____ GIVEN DATA

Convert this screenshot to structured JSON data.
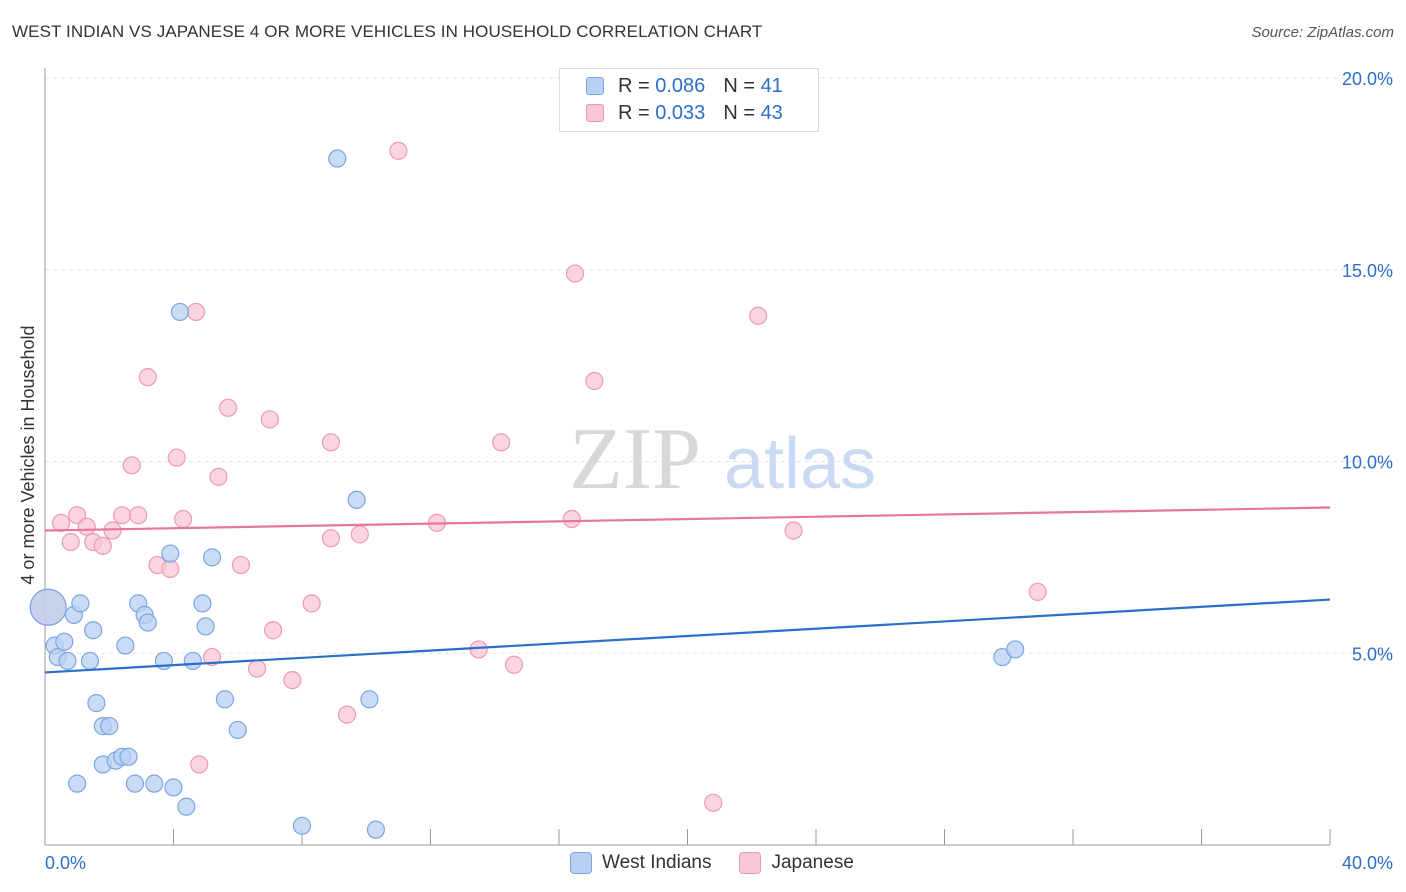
{
  "title": "WEST INDIAN VS JAPANESE 4 OR MORE VEHICLES IN HOUSEHOLD CORRELATION CHART",
  "source": "Source: ZipAtlas.com",
  "watermark": {
    "zip": "ZIP",
    "atlas": "atlas"
  },
  "colors": {
    "blue_fill": "#b8d0f2",
    "blue_stroke": "#7aa6e0",
    "blue_line": "#2a6fc9",
    "pink_fill": "#f8c7d6",
    "pink_stroke": "#ee9ab4",
    "pink_line": "#e8759a",
    "axis_text": "#2a6fc9",
    "grid": "#e3e3e3"
  },
  "legend": {
    "rows": [
      {
        "r_label": "R =",
        "r_value": "0.086",
        "n_label": "N =",
        "n_value": "41"
      },
      {
        "r_label": "R =",
        "r_value": "0.033",
        "n_label": "N =",
        "n_value": "43"
      }
    ]
  },
  "bottom_legend": [
    "West Indians",
    "Japanese"
  ],
  "chart_data": {
    "type": "scatter",
    "title": "WEST INDIAN VS JAPANESE 4 OR MORE VEHICLES IN HOUSEHOLD CORRELATION CHART",
    "xlabel": "",
    "ylabel": "4 or more Vehicles in Household",
    "xlim": [
      0,
      40
    ],
    "ylim": [
      0,
      20
    ],
    "x_tick_labels": [
      "0.0%",
      "40.0%"
    ],
    "y_ticks": [
      5,
      10,
      15,
      20
    ],
    "y_tick_labels": [
      "5.0%",
      "10.0%",
      "15.0%",
      "20.0%"
    ],
    "series": [
      {
        "name": "West Indians",
        "r": 0.086,
        "n": 41,
        "trend": {
          "x": [
            0,
            40
          ],
          "y": [
            4.5,
            6.4
          ]
        },
        "points": [
          {
            "x": 0.1,
            "y": 6.2,
            "big": true
          },
          {
            "x": 0.3,
            "y": 5.2
          },
          {
            "x": 0.4,
            "y": 4.9
          },
          {
            "x": 0.6,
            "y": 5.3
          },
          {
            "x": 0.7,
            "y": 4.8
          },
          {
            "x": 0.9,
            "y": 6.0
          },
          {
            "x": 1.1,
            "y": 6.3
          },
          {
            "x": 1.0,
            "y": 1.6
          },
          {
            "x": 1.4,
            "y": 4.8
          },
          {
            "x": 1.5,
            "y": 5.6
          },
          {
            "x": 1.6,
            "y": 3.7
          },
          {
            "x": 1.8,
            "y": 3.1
          },
          {
            "x": 2.0,
            "y": 3.1
          },
          {
            "x": 1.8,
            "y": 2.1
          },
          {
            "x": 2.2,
            "y": 2.2
          },
          {
            "x": 2.4,
            "y": 2.3
          },
          {
            "x": 2.5,
            "y": 5.2
          },
          {
            "x": 2.6,
            "y": 2.3
          },
          {
            "x": 2.8,
            "y": 1.6
          },
          {
            "x": 2.9,
            "y": 6.3
          },
          {
            "x": 3.1,
            "y": 6.0
          },
          {
            "x": 3.2,
            "y": 5.8
          },
          {
            "x": 3.4,
            "y": 1.6
          },
          {
            "x": 3.7,
            "y": 4.8
          },
          {
            "x": 3.9,
            "y": 7.6
          },
          {
            "x": 4.0,
            "y": 1.5
          },
          {
            "x": 4.4,
            "y": 1.0
          },
          {
            "x": 4.6,
            "y": 4.8
          },
          {
            "x": 4.2,
            "y": 13.9
          },
          {
            "x": 4.9,
            "y": 6.3
          },
          {
            "x": 5.0,
            "y": 5.7
          },
          {
            "x": 5.2,
            "y": 7.5
          },
          {
            "x": 5.6,
            "y": 3.8
          },
          {
            "x": 6.0,
            "y": 3.0
          },
          {
            "x": 8.0,
            "y": 0.5
          },
          {
            "x": 9.1,
            "y": 17.9
          },
          {
            "x": 9.7,
            "y": 9.0
          },
          {
            "x": 10.1,
            "y": 3.8
          },
          {
            "x": 10.3,
            "y": 0.4
          },
          {
            "x": 29.8,
            "y": 4.9
          },
          {
            "x": 30.2,
            "y": 5.1
          }
        ]
      },
      {
        "name": "Japanese",
        "r": 0.033,
        "n": 43,
        "trend": {
          "x": [
            0,
            40
          ],
          "y": [
            8.2,
            8.8
          ]
        },
        "points": [
          {
            "x": 0.1,
            "y": 6.2,
            "big": true
          },
          {
            "x": 0.5,
            "y": 8.4
          },
          {
            "x": 0.8,
            "y": 7.9
          },
          {
            "x": 1.0,
            "y": 8.6
          },
          {
            "x": 1.3,
            "y": 8.3
          },
          {
            "x": 1.5,
            "y": 7.9
          },
          {
            "x": 1.8,
            "y": 7.8
          },
          {
            "x": 2.1,
            "y": 8.2
          },
          {
            "x": 2.4,
            "y": 8.6
          },
          {
            "x": 2.7,
            "y": 9.9
          },
          {
            "x": 2.9,
            "y": 8.6
          },
          {
            "x": 3.2,
            "y": 12.2
          },
          {
            "x": 3.5,
            "y": 7.3
          },
          {
            "x": 3.9,
            "y": 7.2
          },
          {
            "x": 4.1,
            "y": 10.1
          },
          {
            "x": 4.3,
            "y": 8.5
          },
          {
            "x": 4.7,
            "y": 13.9
          },
          {
            "x": 4.8,
            "y": 2.1
          },
          {
            "x": 5.2,
            "y": 4.9
          },
          {
            "x": 5.4,
            "y": 9.6
          },
          {
            "x": 5.7,
            "y": 11.4
          },
          {
            "x": 6.1,
            "y": 7.3
          },
          {
            "x": 6.6,
            "y": 4.6
          },
          {
            "x": 7.1,
            "y": 5.6
          },
          {
            "x": 7.0,
            "y": 11.1
          },
          {
            "x": 7.7,
            "y": 4.3
          },
          {
            "x": 8.3,
            "y": 6.3
          },
          {
            "x": 8.9,
            "y": 10.5
          },
          {
            "x": 8.9,
            "y": 8.0
          },
          {
            "x": 9.4,
            "y": 3.4
          },
          {
            "x": 9.8,
            "y": 8.1
          },
          {
            "x": 11.0,
            "y": 18.1
          },
          {
            "x": 12.2,
            "y": 8.4
          },
          {
            "x": 13.5,
            "y": 5.1
          },
          {
            "x": 14.2,
            "y": 10.5
          },
          {
            "x": 14.6,
            "y": 4.7
          },
          {
            "x": 16.4,
            "y": 8.5
          },
          {
            "x": 16.5,
            "y": 14.9
          },
          {
            "x": 17.1,
            "y": 12.1
          },
          {
            "x": 20.8,
            "y": 1.1
          },
          {
            "x": 22.2,
            "y": 13.8
          },
          {
            "x": 23.3,
            "y": 8.2
          },
          {
            "x": 30.9,
            "y": 6.6
          }
        ]
      }
    ]
  }
}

________

- PROBLEM -
Your task is to set down the records shown above exactly, minus any pictures.

- RESPONSE -
Convert this screenshot to structured JSON data.
{
  "title": "WEST INDIAN VS JAPANESE 4 OR MORE VEHICLES IN HOUSEHOLD CORRELATION CHART",
  "source": "Source: ZipAtlas.com",
  "watermark": {
    "zip": "ZIP",
    "atlas": "atlas"
  },
  "colors": {
    "blue_fill": "#b8d0f2",
    "blue_stroke": "#7aa6e0",
    "blue_line": "#2a6fc9",
    "pink_fill": "#f8c7d6",
    "pink_stroke": "#ee9ab4",
    "pink_line": "#e8759a",
    "axis_text": "#2a6fc9",
    "grid": "#e3e3e3"
  },
  "legend": {
    "rows": [
      {
        "r_label": "R =",
        "r_value": "0.086",
        "n_label": "N =",
        "n_value": "41"
      },
      {
        "r_label": "R =",
        "r_value": "0.033",
        "n_label": "N =",
        "n_value": "43"
      }
    ]
  },
  "bottom_legend": [
    "West Indians",
    "Japanese"
  ],
  "chart_data": {
    "type": "scatter",
    "title": "WEST INDIAN VS JAPANESE 4 OR MORE VEHICLES IN HOUSEHOLD CORRELATION CHART",
    "xlabel": "",
    "ylabel": "4 or more Vehicles in Household",
    "xlim": [
      0,
      40
    ],
    "ylim": [
      0,
      20
    ],
    "x_tick_labels": [
      "0.0%",
      "40.0%"
    ],
    "y_ticks": [
      5,
      10,
      15,
      20
    ],
    "y_tick_labels": [
      "5.0%",
      "10.0%",
      "15.0%",
      "20.0%"
    ],
    "series": [
      {
        "name": "West Indians",
        "r": 0.086,
        "n": 41,
        "trend": {
          "x": [
            0,
            40
          ],
          "y": [
            4.5,
            6.4
          ]
        },
        "points": [
          {
            "x": 0.1,
            "y": 6.2,
            "big": true
          },
          {
            "x": 0.3,
            "y": 5.2
          },
          {
            "x": 0.4,
            "y": 4.9
          },
          {
            "x": 0.6,
            "y": 5.3
          },
          {
            "x": 0.7,
            "y": 4.8
          },
          {
            "x": 0.9,
            "y": 6.0
          },
          {
            "x": 1.1,
            "y": 6.3
          },
          {
            "x": 1.0,
            "y": 1.6
          },
          {
            "x": 1.4,
            "y": 4.8
          },
          {
            "x": 1.5,
            "y": 5.6
          },
          {
            "x": 1.6,
            "y": 3.7
          },
          {
            "x": 1.8,
            "y": 3.1
          },
          {
            "x": 2.0,
            "y": 3.1
          },
          {
            "x": 1.8,
            "y": 2.1
          },
          {
            "x": 2.2,
            "y": 2.2
          },
          {
            "x": 2.4,
            "y": 2.3
          },
          {
            "x": 2.5,
            "y": 5.2
          },
          {
            "x": 2.6,
            "y": 2.3
          },
          {
            "x": 2.8,
            "y": 1.6
          },
          {
            "x": 2.9,
            "y": 6.3
          },
          {
            "x": 3.1,
            "y": 6.0
          },
          {
            "x": 3.2,
            "y": 5.8
          },
          {
            "x": 3.4,
            "y": 1.6
          },
          {
            "x": 3.7,
            "y": 4.8
          },
          {
            "x": 3.9,
            "y": 7.6
          },
          {
            "x": 4.0,
            "y": 1.5
          },
          {
            "x": 4.4,
            "y": 1.0
          },
          {
            "x": 4.6,
            "y": 4.8
          },
          {
            "x": 4.2,
            "y": 13.9
          },
          {
            "x": 4.9,
            "y": 6.3
          },
          {
            "x": 5.0,
            "y": 5.7
          },
          {
            "x": 5.2,
            "y": 7.5
          },
          {
            "x": 5.6,
            "y": 3.8
          },
          {
            "x": 6.0,
            "y": 3.0
          },
          {
            "x": 8.0,
            "y": 0.5
          },
          {
            "x": 9.1,
            "y": 17.9
          },
          {
            "x": 9.7,
            "y": 9.0
          },
          {
            "x": 10.1,
            "y": 3.8
          },
          {
            "x": 10.3,
            "y": 0.4
          },
          {
            "x": 29.8,
            "y": 4.9
          },
          {
            "x": 30.2,
            "y": 5.1
          }
        ]
      },
      {
        "name": "Japanese",
        "r": 0.033,
        "n": 43,
        "trend": {
          "x": [
            0,
            40
          ],
          "y": [
            8.2,
            8.8
          ]
        },
        "points": [
          {
            "x": 0.1,
            "y": 6.2,
            "big": true
          },
          {
            "x": 0.5,
            "y": 8.4
          },
          {
            "x": 0.8,
            "y": 7.9
          },
          {
            "x": 1.0,
            "y": 8.6
          },
          {
            "x": 1.3,
            "y": 8.3
          },
          {
            "x": 1.5,
            "y": 7.9
          },
          {
            "x": 1.8,
            "y": 7.8
          },
          {
            "x": 2.1,
            "y": 8.2
          },
          {
            "x": 2.4,
            "y": 8.6
          },
          {
            "x": 2.7,
            "y": 9.9
          },
          {
            "x": 2.9,
            "y": 8.6
          },
          {
            "x": 3.2,
            "y": 12.2
          },
          {
            "x": 3.5,
            "y": 7.3
          },
          {
            "x": 3.9,
            "y": 7.2
          },
          {
            "x": 4.1,
            "y": 10.1
          },
          {
            "x": 4.3,
            "y": 8.5
          },
          {
            "x": 4.7,
            "y": 13.9
          },
          {
            "x": 4.8,
            "y": 2.1
          },
          {
            "x": 5.2,
            "y": 4.9
          },
          {
            "x": 5.4,
            "y": 9.6
          },
          {
            "x": 5.7,
            "y": 11.4
          },
          {
            "x": 6.1,
            "y": 7.3
          },
          {
            "x": 6.6,
            "y": 4.6
          },
          {
            "x": 7.1,
            "y": 5.6
          },
          {
            "x": 7.0,
            "y": 11.1
          },
          {
            "x": 7.7,
            "y": 4.3
          },
          {
            "x": 8.3,
            "y": 6.3
          },
          {
            "x": 8.9,
            "y": 10.5
          },
          {
            "x": 8.9,
            "y": 8.0
          },
          {
            "x": 9.4,
            "y": 3.4
          },
          {
            "x": 9.8,
            "y": 8.1
          },
          {
            "x": 11.0,
            "y": 18.1
          },
          {
            "x": 12.2,
            "y": 8.4
          },
          {
            "x": 13.5,
            "y": 5.1
          },
          {
            "x": 14.2,
            "y": 10.5
          },
          {
            "x": 14.6,
            "y": 4.7
          },
          {
            "x": 16.4,
            "y": 8.5
          },
          {
            "x": 16.5,
            "y": 14.9
          },
          {
            "x": 17.1,
            "y": 12.1
          },
          {
            "x": 20.8,
            "y": 1.1
          },
          {
            "x": 22.2,
            "y": 13.8
          },
          {
            "x": 23.3,
            "y": 8.2
          },
          {
            "x": 30.9,
            "y": 6.6
          }
        ]
      }
    ]
  }
}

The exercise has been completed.